● **Written instruction**
Reproduce every line of the material below without any changes, leaving out the pictures.

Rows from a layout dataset

========================================================================

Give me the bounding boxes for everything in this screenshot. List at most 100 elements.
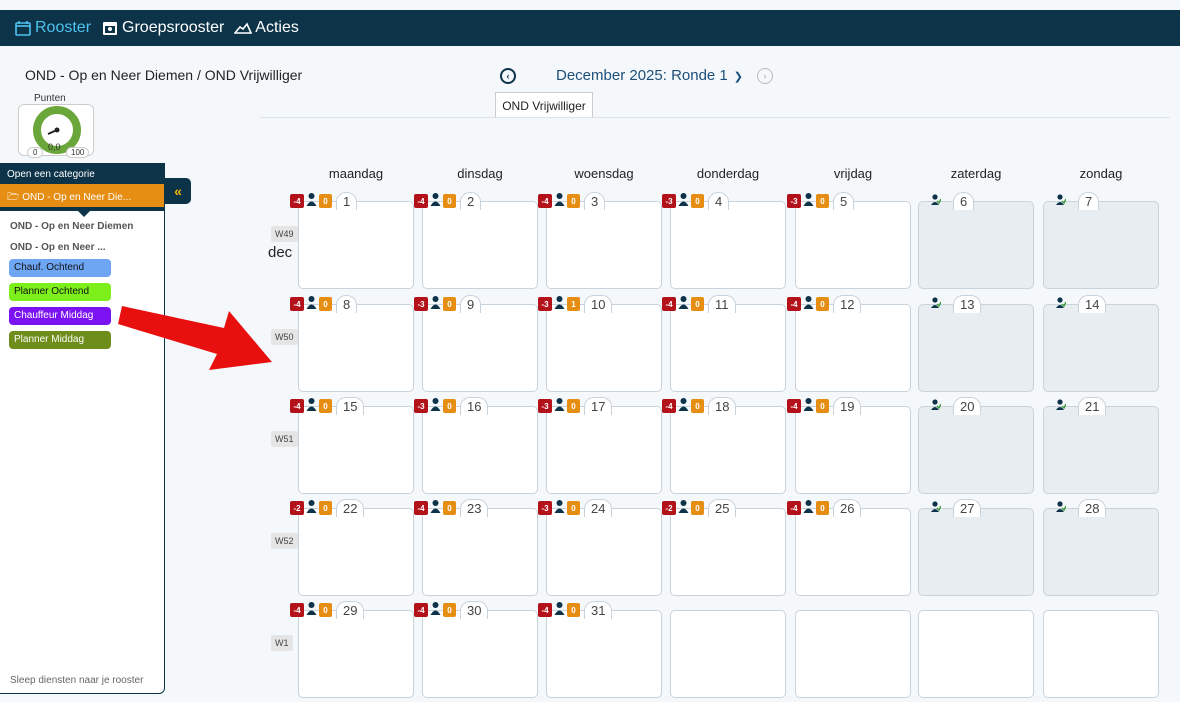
group-calendar-icon bbox=[101, 20, 119, 36]
sidebar-caret-icon bbox=[78, 211, 90, 217]
gauge-label: Punten bbox=[34, 93, 66, 104]
day-cell[interactable] bbox=[422, 201, 538, 289]
nav-rooster[interactable]: Rooster bbox=[14, 19, 91, 37]
day-cell[interactable] bbox=[918, 304, 1034, 392]
month-label[interactable]: December 2025: Ronde 1 ❯ bbox=[556, 67, 743, 84]
day-cell[interactable] bbox=[1043, 406, 1159, 494]
day-cell[interactable] bbox=[546, 508, 662, 596]
day-cell[interactable] bbox=[298, 304, 414, 392]
shortage-badge: -3 bbox=[414, 399, 428, 413]
day-number: 18 bbox=[708, 397, 737, 415]
day-number: 14 bbox=[1078, 295, 1107, 313]
count-badge: 0 bbox=[816, 297, 829, 311]
count-badge: 0 bbox=[443, 603, 456, 617]
person-icon bbox=[678, 192, 689, 211]
day-number: 26 bbox=[833, 499, 862, 517]
person-icon bbox=[803, 295, 814, 314]
day-number: 15 bbox=[336, 397, 365, 415]
day-cell[interactable] bbox=[670, 406, 786, 494]
day-cell[interactable] bbox=[298, 610, 414, 698]
day-cell[interactable] bbox=[670, 610, 786, 698]
day-cell[interactable] bbox=[422, 406, 538, 494]
day-cell[interactable] bbox=[298, 201, 414, 289]
day-cell[interactable] bbox=[670, 201, 786, 289]
day-header: -4 0 19 bbox=[787, 397, 862, 415]
count-badge: 0 bbox=[319, 194, 332, 208]
day-cell[interactable] bbox=[546, 406, 662, 494]
collapse-sidebar-button[interactable]: « bbox=[165, 178, 191, 204]
day-header: 21 bbox=[1055, 397, 1107, 415]
day-cell[interactable] bbox=[1043, 508, 1159, 596]
gauge-min: 0 bbox=[27, 147, 44, 158]
day-cell[interactable] bbox=[795, 201, 911, 289]
day-number: 2 bbox=[460, 192, 482, 210]
day-cell[interactable] bbox=[670, 508, 786, 596]
shortage-badge: -3 bbox=[538, 297, 552, 311]
day-cell[interactable] bbox=[422, 304, 538, 392]
day-cell[interactable] bbox=[918, 406, 1034, 494]
day-cell[interactable] bbox=[795, 508, 911, 596]
shortage-badge: -4 bbox=[290, 399, 304, 413]
top-navigation: Rooster Groepsrooster Acties bbox=[0, 10, 1180, 46]
nav-acties-label: Acties bbox=[255, 19, 299, 36]
day-cell[interactable] bbox=[670, 304, 786, 392]
tab-ond-vrijwilliger[interactable]: OND Vrijwilliger bbox=[495, 92, 593, 118]
day-cell[interactable] bbox=[422, 508, 538, 596]
folder-icon: 🗁 bbox=[7, 192, 23, 203]
day-number: 11 bbox=[708, 295, 736, 313]
day-cell[interactable] bbox=[795, 610, 911, 698]
count-badge: 0 bbox=[691, 194, 704, 208]
person-icon bbox=[430, 601, 441, 620]
nav-acties[interactable]: Acties bbox=[233, 19, 299, 37]
shortage-badge: -4 bbox=[290, 603, 304, 617]
day-cell[interactable] bbox=[298, 406, 414, 494]
person-icon bbox=[803, 499, 814, 518]
day-cell[interactable] bbox=[1043, 304, 1159, 392]
sidebar-folder-label: OND - Op en Neer Die... bbox=[22, 192, 132, 203]
day-number: 8 bbox=[336, 295, 358, 313]
day-number: 23 bbox=[460, 499, 489, 517]
day-header: -3 0 4 bbox=[662, 192, 730, 211]
weekday-2: woensdag bbox=[574, 166, 634, 181]
day-header: -2 0 22 bbox=[290, 499, 365, 517]
day-cell[interactable] bbox=[795, 304, 911, 392]
count-badge: 1 bbox=[567, 297, 580, 311]
person-icon bbox=[306, 601, 317, 620]
pill-planner-ochtend[interactable]: Planner Ochtend bbox=[9, 283, 111, 301]
day-number: 21 bbox=[1078, 397, 1107, 415]
month-label-text: December 2025: Ronde 1 bbox=[556, 67, 728, 84]
day-cell[interactable] bbox=[422, 610, 538, 698]
sidebar-folder[interactable]: 🗁 OND - Op en Neer Die... bbox=[0, 184, 164, 207]
pill-chauf-ochtend[interactable]: Chauf. Ochtend bbox=[9, 259, 111, 277]
next-month-button[interactable]: › bbox=[757, 67, 773, 84]
day-cell[interactable] bbox=[546, 304, 662, 392]
day-number: 13 bbox=[953, 295, 982, 313]
person-check-icon bbox=[930, 397, 941, 416]
day-cell[interactable] bbox=[918, 610, 1034, 698]
day-cell[interactable] bbox=[918, 508, 1034, 596]
day-cell[interactable] bbox=[546, 610, 662, 698]
pill-chauffeur-middag[interactable]: Chauffeur Middag bbox=[9, 307, 111, 325]
day-cell[interactable] bbox=[795, 406, 911, 494]
day-header: -4 0 2 bbox=[414, 192, 482, 210]
week-tag: W51 bbox=[271, 431, 298, 447]
day-cell[interactable] bbox=[1043, 201, 1159, 289]
pill-planner-middag[interactable]: Planner Middag bbox=[9, 331, 111, 349]
day-cell[interactable] bbox=[546, 201, 662, 289]
prev-month-button[interactable]: ‹ bbox=[500, 67, 516, 84]
count-badge: 0 bbox=[319, 399, 332, 413]
nav-groepsrooster[interactable]: Groepsrooster bbox=[101, 19, 224, 37]
day-header: -3 0 16 bbox=[414, 397, 489, 415]
day-number: 4 bbox=[708, 192, 730, 210]
day-cell[interactable] bbox=[918, 201, 1034, 289]
person-check-icon bbox=[930, 192, 941, 211]
shortage-badge: -4 bbox=[787, 501, 801, 515]
day-number: 9 bbox=[460, 295, 482, 313]
person-icon bbox=[306, 397, 317, 416]
person-icon bbox=[306, 192, 317, 211]
day-cell[interactable] bbox=[1043, 610, 1159, 698]
day-number: 29 bbox=[336, 601, 365, 619]
day-cell[interactable] bbox=[298, 508, 414, 596]
day-header: -3 0 24 bbox=[538, 499, 613, 517]
day-number: 16 bbox=[460, 397, 489, 415]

========================================================================

● **Written answer**
Give me the bounding boxes for everything in this screenshot. List at most 100 elements.
group-calendar-icon bbox=[101, 20, 119, 36]
sidebar-caret-icon bbox=[78, 211, 90, 217]
gauge-label: Punten bbox=[34, 93, 66, 104]
day-cell[interactable] bbox=[422, 201, 538, 289]
nav-rooster[interactable]: Rooster bbox=[14, 19, 91, 37]
day-cell[interactable] bbox=[918, 304, 1034, 392]
month-label[interactable]: December 2025: Ronde 1 ❯ bbox=[556, 67, 743, 84]
day-cell[interactable] bbox=[1043, 406, 1159, 494]
day-cell[interactable] bbox=[546, 508, 662, 596]
day-cell[interactable] bbox=[298, 304, 414, 392]
shortage-badge: -3 bbox=[414, 399, 428, 413]
day-number: 18 bbox=[708, 397, 737, 415]
day-number: 14 bbox=[1078, 295, 1107, 313]
count-badge: 0 bbox=[816, 297, 829, 311]
count-badge: 0 bbox=[443, 603, 456, 617]
person-icon bbox=[678, 192, 689, 211]
day-number: 26 bbox=[833, 499, 862, 517]
person-icon bbox=[803, 295, 814, 314]
day-number: 15 bbox=[336, 397, 365, 415]
day-cell[interactable] bbox=[670, 406, 786, 494]
day-cell[interactable] bbox=[298, 610, 414, 698]
day-cell[interactable] bbox=[670, 610, 786, 698]
day-cell[interactable] bbox=[422, 406, 538, 494]
day-cell[interactable] bbox=[298, 201, 414, 289]
day-cell[interactable] bbox=[670, 201, 786, 289]
day-header: -4 0 19 bbox=[787, 397, 862, 415]
count-badge: 0 bbox=[319, 194, 332, 208]
day-cell[interactable] bbox=[546, 406, 662, 494]
collapse-sidebar-button[interactable]: « bbox=[165, 178, 191, 204]
day-header: 21 bbox=[1055, 397, 1107, 415]
day-cell[interactable] bbox=[1043, 508, 1159, 596]
gauge-min: 0 bbox=[27, 147, 44, 158]
day-cell[interactable] bbox=[795, 201, 911, 289]
day-number: 2 bbox=[460, 192, 482, 210]
day-cell[interactable] bbox=[670, 508, 786, 596]
shortage-badge: -3 bbox=[538, 297, 552, 311]
day-cell[interactable] bbox=[422, 304, 538, 392]
day-cell[interactable] bbox=[918, 406, 1034, 494]
day-cell[interactable] bbox=[795, 508, 911, 596]
shortage-badge: -4 bbox=[290, 399, 304, 413]
top-navigation: Rooster Groepsrooster Acties bbox=[0, 10, 1180, 46]
nav-acties-label: Acties bbox=[255, 19, 299, 36]
day-cell[interactable] bbox=[670, 304, 786, 392]
tab-ond-vrijwilliger[interactable]: OND Vrijwilliger bbox=[495, 92, 593, 118]
day-cell[interactable] bbox=[422, 508, 538, 596]
folder-icon: 🗁 bbox=[7, 192, 23, 203]
day-number: 11 bbox=[708, 295, 736, 313]
day-cell[interactable] bbox=[795, 610, 911, 698]
count-badge: 0 bbox=[691, 194, 704, 208]
person-icon bbox=[430, 601, 441, 620]
nav-acties[interactable]: Acties bbox=[233, 19, 299, 37]
shortage-badge: -4 bbox=[290, 603, 304, 617]
day-cell[interactable] bbox=[298, 406, 414, 494]
person-icon bbox=[803, 499, 814, 518]
day-cell[interactable] bbox=[1043, 304, 1159, 392]
sidebar-folder-label: OND - Op en Neer Die... bbox=[22, 192, 132, 203]
day-number: 8 bbox=[336, 295, 358, 313]
day-number: 23 bbox=[460, 499, 489, 517]
day-header: -3 0 4 bbox=[662, 192, 730, 211]
weekday-2: woensdag bbox=[574, 166, 634, 181]
day-header: -2 0 22 bbox=[290, 499, 365, 517]
day-cell[interactable] bbox=[795, 304, 911, 392]
count-badge: 1 bbox=[567, 297, 580, 311]
person-icon bbox=[306, 601, 317, 620]
pill-planner-ochtend[interactable]: Planner Ochtend bbox=[9, 283, 111, 301]
day-number: 21 bbox=[1078, 397, 1107, 415]
month-label-text: December 2025: Ronde 1 bbox=[556, 67, 728, 84]
day-cell[interactable] bbox=[422, 610, 538, 698]
sidebar-folder[interactable]: 🗁 OND - Op en Neer Die... bbox=[0, 184, 164, 207]
pill-chauf-ochtend[interactable]: Chauf. Ochtend bbox=[9, 259, 111, 277]
next-month-button[interactable]: › bbox=[757, 67, 773, 84]
day-cell[interactable] bbox=[546, 304, 662, 392]
day-number: 13 bbox=[953, 295, 982, 313]
person-check-icon bbox=[930, 397, 941, 416]
day-cell[interactable] bbox=[918, 610, 1034, 698]
day-cell[interactable] bbox=[918, 508, 1034, 596]
day-cell[interactable] bbox=[546, 610, 662, 698]
pill-chauffeur-middag[interactable]: Chauffeur Middag bbox=[9, 307, 111, 325]
day-cell[interactable] bbox=[795, 406, 911, 494]
day-header: -4 0 2 bbox=[414, 192, 482, 210]
week-tag: W51 bbox=[271, 431, 298, 447]
day-cell[interactable] bbox=[1043, 201, 1159, 289]
pill-planner-middag[interactable]: Planner Middag bbox=[9, 331, 111, 349]
day-cell[interactable] bbox=[546, 201, 662, 289]
prev-month-button[interactable]: ‹ bbox=[500, 67, 516, 84]
count-badge: 0 bbox=[319, 399, 332, 413]
nav-groepsrooster[interactable]: Groepsrooster bbox=[101, 19, 224, 37]
day-header: -3 0 16 bbox=[414, 397, 489, 415]
day-number: 4 bbox=[708, 192, 730, 210]
day-cell[interactable] bbox=[918, 201, 1034, 289]
person-check-icon bbox=[930, 192, 941, 211]
shortage-badge: -4 bbox=[787, 501, 801, 515]
day-number: 9 bbox=[460, 295, 482, 313]
person-icon bbox=[306, 397, 317, 416]
person-icon bbox=[306, 192, 317, 211]
day-cell[interactable] bbox=[1043, 610, 1159, 698]
day-number: 29 bbox=[336, 601, 365, 619]
day-cell[interactable] bbox=[298, 508, 414, 596]
day-header: -3 0 24 bbox=[538, 499, 613, 517]
day-number: 16 bbox=[460, 397, 489, 415]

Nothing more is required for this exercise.